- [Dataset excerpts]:
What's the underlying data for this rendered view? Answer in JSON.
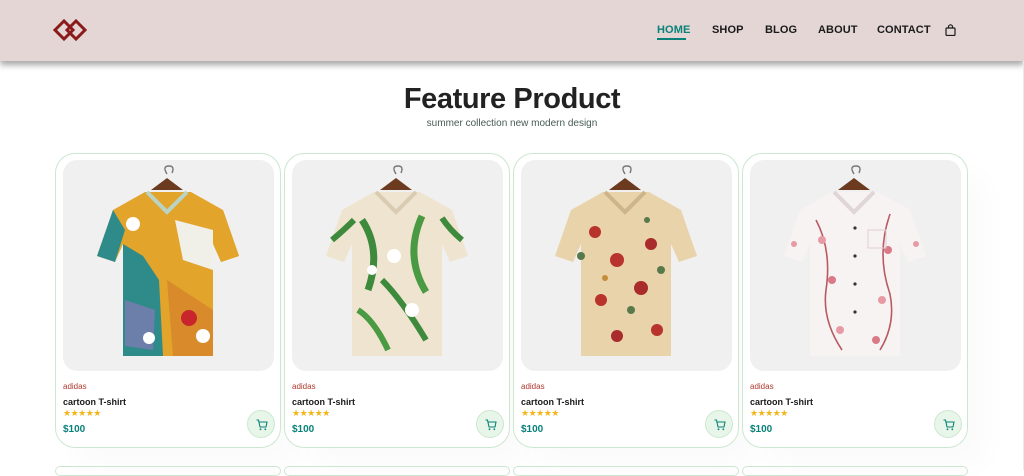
{
  "header": {
    "nav": [
      {
        "label": "HOME",
        "active": true
      },
      {
        "label": "SHOP",
        "active": false
      },
      {
        "label": "BLOG",
        "active": false
      },
      {
        "label": "ABOUT",
        "active": false
      },
      {
        "label": "CONTACT",
        "active": false
      }
    ],
    "cart_icon": "shopping-bag-icon",
    "logo": "diamond-logo"
  },
  "section": {
    "title": "Feature Product",
    "subtitle": "summer collection new modern design"
  },
  "products": [
    {
      "brand": "adidas",
      "name": "cartoon T-shirt",
      "stars": "★★★★★",
      "price": "$100",
      "image": "colorful-abstract-shirt"
    },
    {
      "brand": "adidas",
      "name": "cartoon T-shirt",
      "stars": "★★★★★",
      "price": "$100",
      "image": "leaf-print-shirt"
    },
    {
      "brand": "adidas",
      "name": "cartoon T-shirt",
      "stars": "★★★★★",
      "price": "$100",
      "image": "floral-cream-shirt"
    },
    {
      "brand": "adidas",
      "name": "cartoon T-shirt",
      "stars": "★★★★★",
      "price": "$100",
      "image": "pink-blossom-shirt"
    }
  ],
  "colors": {
    "accent": "#088178",
    "header_bg": "#e3d6d5",
    "brand_text": "#b03a2e",
    "star": "#f3b519"
  }
}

- [EXERCISE AIM]: Go through the entries above and print each one exactly, minus the pictures.

- [ANSWER FOR THE TASK]:
What's the underlying data for this rendered view? Answer in JSON.
{
  "header": {
    "nav": [
      {
        "label": "HOME",
        "active": true
      },
      {
        "label": "SHOP",
        "active": false
      },
      {
        "label": "BLOG",
        "active": false
      },
      {
        "label": "ABOUT",
        "active": false
      },
      {
        "label": "CONTACT",
        "active": false
      }
    ],
    "cart_icon": "shopping-bag-icon",
    "logo": "diamond-logo"
  },
  "section": {
    "title": "Feature Product",
    "subtitle": "summer collection new modern design"
  },
  "products": [
    {
      "brand": "adidas",
      "name": "cartoon T-shirt",
      "stars": "★★★★★",
      "price": "$100",
      "image": "colorful-abstract-shirt"
    },
    {
      "brand": "adidas",
      "name": "cartoon T-shirt",
      "stars": "★★★★★",
      "price": "$100",
      "image": "leaf-print-shirt"
    },
    {
      "brand": "adidas",
      "name": "cartoon T-shirt",
      "stars": "★★★★★",
      "price": "$100",
      "image": "floral-cream-shirt"
    },
    {
      "brand": "adidas",
      "name": "cartoon T-shirt",
      "stars": "★★★★★",
      "price": "$100",
      "image": "pink-blossom-shirt"
    }
  ],
  "colors": {
    "accent": "#088178",
    "header_bg": "#e3d6d5",
    "brand_text": "#b03a2e",
    "star": "#f3b519"
  }
}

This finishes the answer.